> [What you should do] Return the records, each one exactly as written.

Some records
* * * * * * *

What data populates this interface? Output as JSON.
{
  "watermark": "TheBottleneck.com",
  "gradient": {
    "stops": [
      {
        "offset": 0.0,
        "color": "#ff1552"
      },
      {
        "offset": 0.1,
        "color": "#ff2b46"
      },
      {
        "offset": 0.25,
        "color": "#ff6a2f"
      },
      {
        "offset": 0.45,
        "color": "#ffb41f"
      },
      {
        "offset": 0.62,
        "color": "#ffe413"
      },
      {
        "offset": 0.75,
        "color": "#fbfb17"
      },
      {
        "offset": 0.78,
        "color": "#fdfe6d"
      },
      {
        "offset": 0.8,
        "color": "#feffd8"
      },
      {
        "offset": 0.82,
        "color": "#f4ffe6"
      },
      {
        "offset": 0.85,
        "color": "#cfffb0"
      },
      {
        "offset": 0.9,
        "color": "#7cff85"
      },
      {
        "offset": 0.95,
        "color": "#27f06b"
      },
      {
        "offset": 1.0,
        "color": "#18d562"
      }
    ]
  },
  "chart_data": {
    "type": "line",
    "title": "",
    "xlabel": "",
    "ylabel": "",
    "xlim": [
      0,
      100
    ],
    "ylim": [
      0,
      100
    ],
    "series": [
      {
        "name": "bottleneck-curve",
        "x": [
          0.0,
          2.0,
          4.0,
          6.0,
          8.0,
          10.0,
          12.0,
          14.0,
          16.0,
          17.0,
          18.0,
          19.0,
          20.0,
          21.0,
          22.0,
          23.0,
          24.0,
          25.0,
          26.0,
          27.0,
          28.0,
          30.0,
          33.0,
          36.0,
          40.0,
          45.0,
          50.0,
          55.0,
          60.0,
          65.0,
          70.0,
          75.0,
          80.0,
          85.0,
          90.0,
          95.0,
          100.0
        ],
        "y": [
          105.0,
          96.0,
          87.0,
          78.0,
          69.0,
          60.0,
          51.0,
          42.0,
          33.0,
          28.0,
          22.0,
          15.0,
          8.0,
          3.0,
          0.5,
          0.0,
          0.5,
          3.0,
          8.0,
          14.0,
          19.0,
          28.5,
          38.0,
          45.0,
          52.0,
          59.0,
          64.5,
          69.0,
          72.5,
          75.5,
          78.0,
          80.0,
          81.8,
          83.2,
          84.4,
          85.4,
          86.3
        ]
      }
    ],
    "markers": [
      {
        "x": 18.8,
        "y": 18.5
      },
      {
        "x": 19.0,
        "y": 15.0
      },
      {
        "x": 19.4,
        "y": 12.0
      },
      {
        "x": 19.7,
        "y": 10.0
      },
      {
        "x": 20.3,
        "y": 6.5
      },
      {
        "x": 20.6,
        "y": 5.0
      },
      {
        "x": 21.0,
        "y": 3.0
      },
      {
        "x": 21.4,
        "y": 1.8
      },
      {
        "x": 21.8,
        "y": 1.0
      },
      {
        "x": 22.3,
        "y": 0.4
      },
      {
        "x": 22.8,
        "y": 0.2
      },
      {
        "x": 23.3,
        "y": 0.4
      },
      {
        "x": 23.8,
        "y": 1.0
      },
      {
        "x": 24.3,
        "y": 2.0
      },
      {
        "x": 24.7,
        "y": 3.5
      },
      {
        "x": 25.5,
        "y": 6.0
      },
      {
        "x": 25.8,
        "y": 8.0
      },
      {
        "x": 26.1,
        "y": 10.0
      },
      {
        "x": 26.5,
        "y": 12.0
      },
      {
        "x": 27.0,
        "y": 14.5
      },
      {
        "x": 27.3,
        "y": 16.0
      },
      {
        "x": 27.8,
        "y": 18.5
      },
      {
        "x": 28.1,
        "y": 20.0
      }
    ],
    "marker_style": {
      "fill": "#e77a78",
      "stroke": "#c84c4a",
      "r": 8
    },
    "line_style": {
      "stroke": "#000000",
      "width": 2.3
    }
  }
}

* * * * * * *

> [Answer below]
What data populates this interface? Output as JSON.
{
  "watermark": "TheBottleneck.com",
  "gradient": {
    "stops": [
      {
        "offset": 0.0,
        "color": "#ff1552"
      },
      {
        "offset": 0.1,
        "color": "#ff2b46"
      },
      {
        "offset": 0.25,
        "color": "#ff6a2f"
      },
      {
        "offset": 0.45,
        "color": "#ffb41f"
      },
      {
        "offset": 0.62,
        "color": "#ffe413"
      },
      {
        "offset": 0.75,
        "color": "#fbfb17"
      },
      {
        "offset": 0.78,
        "color": "#fdfe6d"
      },
      {
        "offset": 0.8,
        "color": "#feffd8"
      },
      {
        "offset": 0.82,
        "color": "#f4ffe6"
      },
      {
        "offset": 0.85,
        "color": "#cfffb0"
      },
      {
        "offset": 0.9,
        "color": "#7cff85"
      },
      {
        "offset": 0.95,
        "color": "#27f06b"
      },
      {
        "offset": 1.0,
        "color": "#18d562"
      }
    ]
  },
  "chart_data": {
    "type": "line",
    "title": "",
    "xlabel": "",
    "ylabel": "",
    "xlim": [
      0,
      100
    ],
    "ylim": [
      0,
      100
    ],
    "series": [
      {
        "name": "bottleneck-curve",
        "x": [
          0.0,
          2.0,
          4.0,
          6.0,
          8.0,
          10.0,
          12.0,
          14.0,
          16.0,
          17.0,
          18.0,
          19.0,
          20.0,
          21.0,
          22.0,
          23.0,
          24.0,
          25.0,
          26.0,
          27.0,
          28.0,
          30.0,
          33.0,
          36.0,
          40.0,
          45.0,
          50.0,
          55.0,
          60.0,
          65.0,
          70.0,
          75.0,
          80.0,
          85.0,
          90.0,
          95.0,
          100.0
        ],
        "y": [
          105.0,
          96.0,
          87.0,
          78.0,
          69.0,
          60.0,
          51.0,
          42.0,
          33.0,
          28.0,
          22.0,
          15.0,
          8.0,
          3.0,
          0.5,
          0.0,
          0.5,
          3.0,
          8.0,
          14.0,
          19.0,
          28.5,
          38.0,
          45.0,
          52.0,
          59.0,
          64.5,
          69.0,
          72.5,
          75.5,
          78.0,
          80.0,
          81.8,
          83.2,
          84.4,
          85.4,
          86.3
        ]
      }
    ],
    "markers": [
      {
        "x": 18.8,
        "y": 18.5
      },
      {
        "x": 19.0,
        "y": 15.0
      },
      {
        "x": 19.4,
        "y": 12.0
      },
      {
        "x": 19.7,
        "y": 10.0
      },
      {
        "x": 20.3,
        "y": 6.5
      },
      {
        "x": 20.6,
        "y": 5.0
      },
      {
        "x": 21.0,
        "y": 3.0
      },
      {
        "x": 21.4,
        "y": 1.8
      },
      {
        "x": 21.8,
        "y": 1.0
      },
      {
        "x": 22.3,
        "y": 0.4
      },
      {
        "x": 22.8,
        "y": 0.2
      },
      {
        "x": 23.3,
        "y": 0.4
      },
      {
        "x": 23.8,
        "y": 1.0
      },
      {
        "x": 24.3,
        "y": 2.0
      },
      {
        "x": 24.7,
        "y": 3.5
      },
      {
        "x": 25.5,
        "y": 6.0
      },
      {
        "x": 25.8,
        "y": 8.0
      },
      {
        "x": 26.1,
        "y": 10.0
      },
      {
        "x": 26.5,
        "y": 12.0
      },
      {
        "x": 27.0,
        "y": 14.5
      },
      {
        "x": 27.3,
        "y": 16.0
      },
      {
        "x": 27.8,
        "y": 18.5
      },
      {
        "x": 28.1,
        "y": 20.0
      }
    ],
    "marker_style": {
      "fill": "#e77a78",
      "stroke": "#c84c4a",
      "r": 8
    },
    "line_style": {
      "stroke": "#000000",
      "width": 2.3
    }
  }
}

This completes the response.